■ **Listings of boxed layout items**
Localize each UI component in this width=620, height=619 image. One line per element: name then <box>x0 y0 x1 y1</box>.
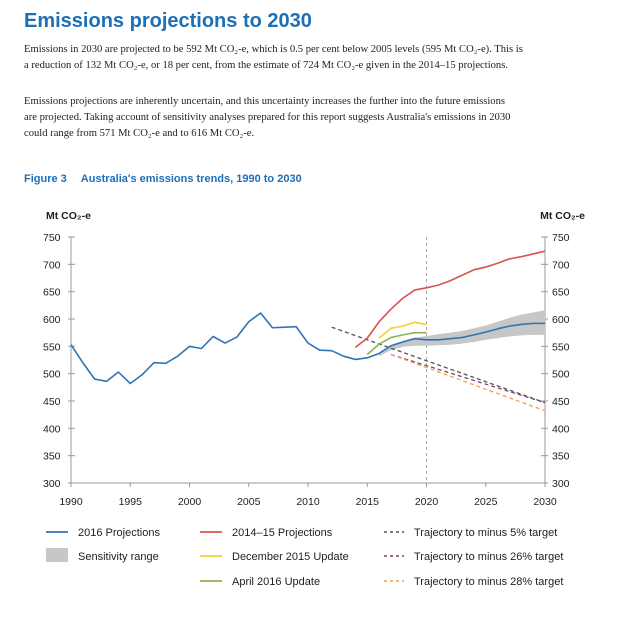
series-line-trajectory-to-minus-5-target <box>331 326 546 404</box>
paragraph-1-line: a reduction of 132 Mt CO₂-e, or 18 per c… <box>24 60 508 71</box>
series-line-2016-projections <box>70 312 545 385</box>
y-tick-label-right: 450 <box>552 396 570 408</box>
paragraph-1: Emissions in 2030 are projected to be 59… <box>24 42 599 74</box>
y-tick-label-right: 400 <box>552 423 570 435</box>
sensitivity-range-band <box>379 310 545 357</box>
legend-swatch <box>46 548 68 562</box>
x-tick-label: 2015 <box>356 496 380 508</box>
page-title: Emissions projections to 2030 <box>24 10 312 32</box>
y-tick-label-left: 350 <box>43 451 61 463</box>
legend-label: April 2016 Update <box>232 576 320 588</box>
legend-label: 2016 Projections <box>78 527 160 539</box>
series-line-april-2016-update <box>366 331 427 356</box>
y-axis-title-left: Mt CO₂-e <box>46 210 91 222</box>
figure-caption: Figure 3 Australia's emissions trends, 19… <box>24 173 302 185</box>
y-tick-label-right: 350 <box>552 451 570 463</box>
x-tick-label: 2005 <box>237 496 261 508</box>
legend-label: Trajectory to minus 26% target <box>414 551 563 563</box>
series-line-2014-15-projections <box>354 250 546 349</box>
y-tick-label-right: 650 <box>552 287 570 299</box>
y-tick-label-right: 300 <box>552 478 570 490</box>
y-tick-label-left: 550 <box>43 341 61 353</box>
y-tick-label-left: 400 <box>43 423 61 435</box>
paragraph-2: Emissions projections are inherently unc… <box>24 94 599 142</box>
y-tick-label-left: 600 <box>43 314 61 326</box>
legend-label: Sensitivity range <box>78 551 159 563</box>
y-tick-label-left: 700 <box>43 259 61 271</box>
x-tick-label: 2030 <box>533 496 557 508</box>
y-tick-label-right: 600 <box>552 314 570 326</box>
figure-title: Australia's emissions trends, 1990 to 20… <box>80 173 302 185</box>
legend-label: Trajectory to minus 28% target <box>414 576 563 588</box>
y-tick-label-left: 650 <box>43 287 61 299</box>
y-tick-label-left: 500 <box>43 369 61 381</box>
series-line-december-2015-update <box>378 321 427 339</box>
paragraph-2-line: are projected. Taking account of sensiti… <box>24 112 511 123</box>
x-tick-label: 2025 <box>474 496 498 508</box>
legend-label: December 2015 Update <box>232 551 349 563</box>
y-tick-label-left: 750 <box>43 232 61 244</box>
y-tick-label-left: 300 <box>43 478 61 490</box>
paragraph-2-line: Emissions projections are inherently unc… <box>24 96 505 107</box>
y-tick-label-left: 450 <box>43 396 61 408</box>
x-tick-label: 2010 <box>296 496 320 508</box>
legend-label: Trajectory to minus 5% target <box>414 527 557 539</box>
x-tick-label: 2020 <box>415 496 439 508</box>
series-line-trajectory-to-minus-26-target <box>390 353 546 404</box>
y-tick-label-right: 750 <box>552 232 570 244</box>
y-axis-title-right: Mt CO₂-e <box>540 210 585 222</box>
paragraph-2-line: could range from 571 Mt CO₂-e and to 616… <box>24 128 255 139</box>
y-tick-label-right: 550 <box>552 341 570 353</box>
y-tick-label-right: 700 <box>552 259 570 271</box>
y-tick-label-right: 500 <box>552 369 570 381</box>
x-tick-label: 1990 <box>59 496 83 508</box>
legend-label: 2014–15 Projections <box>232 527 333 539</box>
figure-number: Figure 3 <box>24 173 67 185</box>
paragraph-1-line: Emissions in 2030 are projected to be 59… <box>24 44 523 55</box>
x-tick-label: 2000 <box>178 496 202 508</box>
series-line-trajectory-to-minus-28-target <box>390 353 546 412</box>
x-tick-label: 1995 <box>119 496 143 508</box>
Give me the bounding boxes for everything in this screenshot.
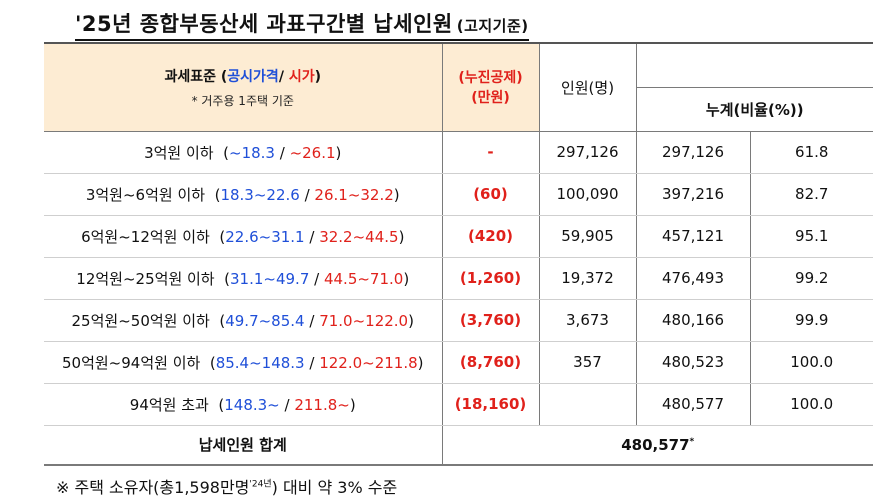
header-market-price: 시가 bbox=[288, 68, 315, 85]
total-row: 납세인원 합계 480,577* bbox=[44, 424, 873, 466]
table-row: 25억원~50억원 이하 (49.7~85.4 / 71.0~122.0) (3… bbox=[44, 298, 873, 342]
footnote-text: ※ 주택 소유자(총1,598만명 bbox=[56, 478, 250, 497]
header-blank bbox=[635, 42, 873, 88]
market-price-range: ~26.1 bbox=[289, 143, 336, 162]
header-deduction: (누진공제) (만원) bbox=[441, 42, 540, 132]
count-cell: 19,372 bbox=[538, 256, 637, 300]
ratio-cell: 100.0 bbox=[749, 340, 873, 384]
cumulative-cell: 457,121 bbox=[635, 214, 751, 258]
bracket-cell: 3억원 이하 (~18.3 / ~26.1) bbox=[44, 130, 443, 174]
deduction-cell: (18,160) bbox=[441, 382, 540, 426]
total-value-cell: 480,577* bbox=[441, 424, 873, 466]
title-main: '25년 종합부동산세 과표구간별 납세인원 bbox=[75, 12, 453, 36]
market-price-range: 32.2~44.5 bbox=[319, 227, 399, 246]
page-title: '25년 종합부동산세 과표구간별 납세인원 (고지기준) bbox=[75, 8, 529, 41]
market-price-range: 211.8~ bbox=[294, 395, 350, 414]
cumulative-cell: 480,523 bbox=[635, 340, 751, 384]
official-price-range: ~18.3 bbox=[229, 143, 275, 162]
footnote: ※ 주택 소유자(총1,598만명'24년) 대비 약 3% 수준 bbox=[56, 474, 397, 498]
table-row: 50억원~94억원 이하 (85.4~148.3 / 122.0~211.8) … bbox=[44, 340, 873, 384]
cumulative-cell: 480,166 bbox=[635, 298, 751, 342]
official-price-range: 148.3~ bbox=[224, 395, 280, 414]
count-cell: 357 bbox=[538, 340, 637, 384]
deduction-cell: (60) bbox=[441, 172, 540, 216]
official-price-range: 22.6~31.1 bbox=[225, 227, 305, 246]
ratio-cell: 82.7 bbox=[749, 172, 873, 216]
cumulative-cell: 297,126 bbox=[635, 130, 751, 174]
ratio-cell: 95.1 bbox=[749, 214, 873, 258]
count-cell: 59,905 bbox=[538, 214, 637, 258]
header-bracket-label: 과세표준 ( bbox=[164, 68, 228, 85]
bracket-cell: 25억원~50억원 이하 (49.7~85.4 / 71.0~122.0) bbox=[44, 298, 443, 342]
official-price-range: 85.4~148.3 bbox=[215, 353, 305, 372]
header-separator: / bbox=[278, 68, 289, 85]
market-price-range: 71.0~122.0 bbox=[319, 311, 409, 330]
table-row: 3억원 이하 (~18.3 / ~26.1) - 297,126 297,126… bbox=[44, 130, 873, 174]
bracket-cell: 12억원~25억원 이하 (31.1~49.7 / 44.5~71.0) bbox=[44, 256, 443, 300]
table-row: 94억원 초과 (148.3~ / 211.8~) (18,160) 480,5… bbox=[44, 382, 873, 426]
cumulative-cell: 397,216 bbox=[635, 172, 751, 216]
deduction-cell: - bbox=[441, 130, 540, 174]
ratio-cell: 99.9 bbox=[749, 298, 873, 342]
bracket-cell: 3억원~6억원 이하 (18.3~22.6 / 26.1~32.2) bbox=[44, 172, 443, 216]
header-bracket: 과세표준 (공시가격/ 시가) * 거주용 1주택 기준 bbox=[44, 42, 443, 132]
market-price-range: 26.1~32.2 bbox=[314, 185, 394, 204]
count-cell: 297,126 bbox=[538, 130, 637, 174]
total-label: 납세인원 합계 bbox=[44, 424, 443, 466]
bracket-cell: 50억원~94억원 이하 (85.4~148.3 / 122.0~211.8) bbox=[44, 340, 443, 384]
header-count: 인원(명) bbox=[538, 42, 637, 132]
market-price-range: 122.0~211.8 bbox=[319, 353, 418, 372]
deduction-cell: (3,760) bbox=[441, 298, 540, 342]
table-row: 3억원~6억원 이하 (18.3~22.6 / 26.1~32.2) (60) … bbox=[44, 172, 873, 216]
total-value: 480,577 bbox=[621, 435, 690, 454]
footnote-text-end: ) 대비 약 3% 수준 bbox=[271, 478, 398, 497]
deduction-cell: (1,260) bbox=[441, 256, 540, 300]
deduction-cell: (8,760) bbox=[441, 340, 540, 384]
count-cell: 100,090 bbox=[538, 172, 637, 216]
bracket-cell: 6억원~12억원 이하 (22.6~31.1 / 32.2~44.5) bbox=[44, 214, 443, 258]
header-cumulative: 누계(비율(%)) bbox=[635, 86, 873, 132]
footnote-year: '24년 bbox=[249, 479, 272, 490]
cumulative-cell: 480,577 bbox=[635, 382, 751, 426]
deduction-cell: (420) bbox=[441, 214, 540, 258]
header-official-price: 공시가격 bbox=[227, 68, 279, 85]
table-row: 12억원~25억원 이하 (31.1~49.7 / 44.5~71.0) (1,… bbox=[44, 256, 873, 300]
total-mark: * bbox=[689, 436, 695, 447]
count-cell bbox=[538, 382, 637, 426]
header-close-paren: ) bbox=[314, 68, 321, 85]
header-deduction-unit: (만원) bbox=[471, 90, 510, 107]
bracket-cell: 94억원 초과 (148.3~ / 211.8~) bbox=[44, 382, 443, 426]
official-price-range: 49.7~85.4 bbox=[225, 311, 305, 330]
header-deduction-label: (누진공제) bbox=[458, 70, 523, 87]
official-price-range: 18.3~22.6 bbox=[220, 185, 300, 204]
ratio-cell: 99.2 bbox=[749, 256, 873, 300]
ratio-cell: 61.8 bbox=[749, 130, 873, 174]
count-cell: 3,673 bbox=[538, 298, 637, 342]
market-price-range: 44.5~71.0 bbox=[323, 269, 404, 288]
title-note: (고지기준) bbox=[456, 17, 529, 35]
header-note: * 거주용 1주택 기준 bbox=[191, 93, 294, 108]
tax-bracket-table: 과세표준 (공시가격/ 시가) * 거주용 1주택 기준 (누진공제) (만원)… bbox=[44, 42, 873, 466]
official-price-range: 31.1~49.7 bbox=[230, 269, 310, 288]
table-row: 6억원~12억원 이하 (22.6~31.1 / 32.2~44.5) (420… bbox=[44, 214, 873, 258]
ratio-cell: 100.0 bbox=[749, 382, 873, 426]
cumulative-cell: 476,493 bbox=[635, 256, 751, 300]
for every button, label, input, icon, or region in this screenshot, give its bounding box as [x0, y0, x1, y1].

■ **What is asked**
Retype the lines from the one containing "header-market-price: 시가 bbox=[288, 68, 315, 85]" up to and including the one containing "header-blank bbox=[635, 42, 873, 88]", keeping them identical.

■ **Expected answer**
header-market-price: 시가 bbox=[288, 68, 315, 85]
total-row: 납세인원 합계 480,577* bbox=[44, 424, 873, 466]
table-row: 25억원~50억원 이하 (49.7~85.4 / 71.0~122.0) (3… bbox=[44, 298, 873, 342]
footnote-text: ※ 주택 소유자(총1,598만명 bbox=[56, 478, 250, 497]
header-blank bbox=[635, 42, 873, 88]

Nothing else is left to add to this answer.